What is being asked:
Give every line from the entries that contains "case".

--------------------------------

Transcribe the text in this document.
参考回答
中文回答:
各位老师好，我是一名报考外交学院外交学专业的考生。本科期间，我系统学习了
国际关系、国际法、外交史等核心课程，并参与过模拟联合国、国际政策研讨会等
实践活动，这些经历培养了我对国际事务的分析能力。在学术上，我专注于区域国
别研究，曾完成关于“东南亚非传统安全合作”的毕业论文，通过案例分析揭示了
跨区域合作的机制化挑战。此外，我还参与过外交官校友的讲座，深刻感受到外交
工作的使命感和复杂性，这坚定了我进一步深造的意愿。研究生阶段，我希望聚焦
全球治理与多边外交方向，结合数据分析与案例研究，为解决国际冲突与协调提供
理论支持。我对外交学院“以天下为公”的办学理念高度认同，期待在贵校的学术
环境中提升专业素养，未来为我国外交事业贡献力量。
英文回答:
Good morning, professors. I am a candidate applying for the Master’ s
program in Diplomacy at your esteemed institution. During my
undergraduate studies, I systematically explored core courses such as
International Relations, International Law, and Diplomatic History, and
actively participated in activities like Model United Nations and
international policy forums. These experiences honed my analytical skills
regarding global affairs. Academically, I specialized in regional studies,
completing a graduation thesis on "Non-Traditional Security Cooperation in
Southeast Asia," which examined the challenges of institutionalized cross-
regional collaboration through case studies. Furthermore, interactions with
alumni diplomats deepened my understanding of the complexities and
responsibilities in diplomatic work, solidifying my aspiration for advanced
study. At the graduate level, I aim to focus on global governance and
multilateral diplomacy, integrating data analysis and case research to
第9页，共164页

--------------------------------

Task result:
regional collaboration through case studies. Furthermore, interactions with
multilateral diplomacy, integrating data analysis and case research to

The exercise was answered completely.